EXERCISE TASK: Can you pull out each line of the data below that includes the word "this"?

[Saved data entries]

[BEGIN]

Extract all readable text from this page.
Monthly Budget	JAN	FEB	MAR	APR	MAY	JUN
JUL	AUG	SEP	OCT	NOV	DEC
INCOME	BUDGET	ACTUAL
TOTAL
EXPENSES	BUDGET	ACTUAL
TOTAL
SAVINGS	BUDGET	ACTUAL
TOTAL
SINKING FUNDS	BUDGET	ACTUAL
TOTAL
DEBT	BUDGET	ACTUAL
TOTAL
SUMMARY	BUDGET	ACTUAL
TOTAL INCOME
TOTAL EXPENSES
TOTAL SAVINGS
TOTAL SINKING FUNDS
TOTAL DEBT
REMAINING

[END]
[BEGIN]

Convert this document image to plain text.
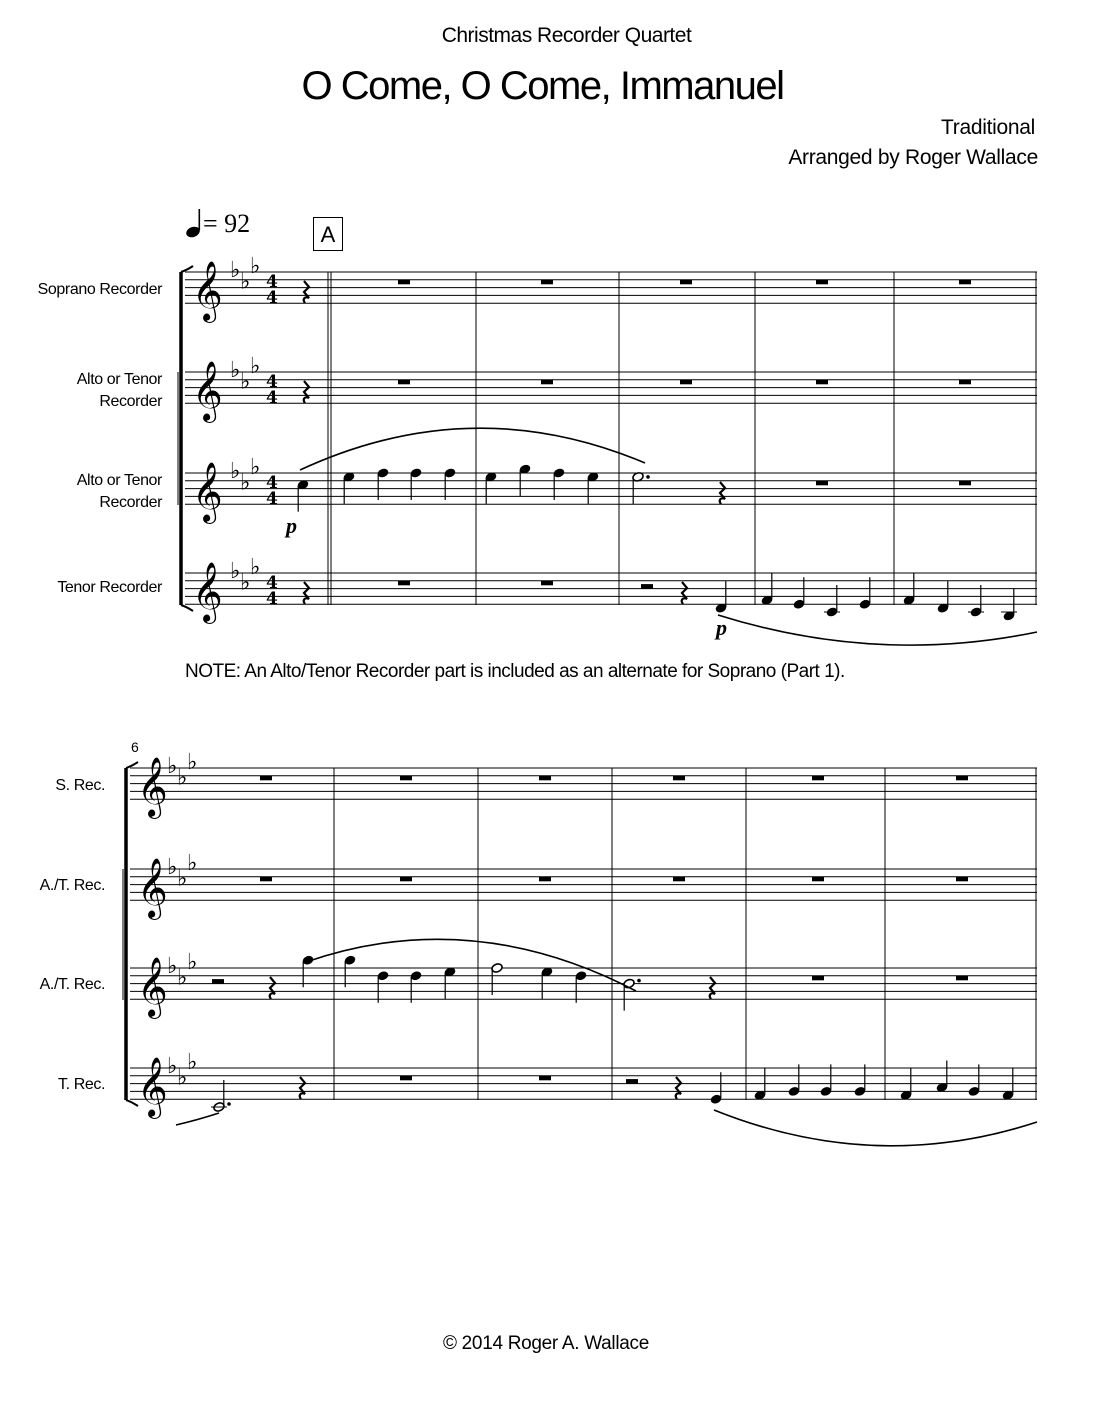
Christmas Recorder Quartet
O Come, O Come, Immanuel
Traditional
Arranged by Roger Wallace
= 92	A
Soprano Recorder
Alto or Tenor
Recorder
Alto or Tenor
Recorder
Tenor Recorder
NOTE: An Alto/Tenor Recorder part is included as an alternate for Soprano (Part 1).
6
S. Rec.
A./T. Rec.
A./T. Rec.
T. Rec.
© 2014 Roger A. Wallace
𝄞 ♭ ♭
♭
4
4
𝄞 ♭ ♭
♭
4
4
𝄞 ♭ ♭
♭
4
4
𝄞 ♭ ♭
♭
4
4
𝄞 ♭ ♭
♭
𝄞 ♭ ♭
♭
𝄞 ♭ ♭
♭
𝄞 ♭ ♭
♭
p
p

[END]

SOLVED EXERCISE:
Extract all readable text from this page.
Convert this document image to plain text.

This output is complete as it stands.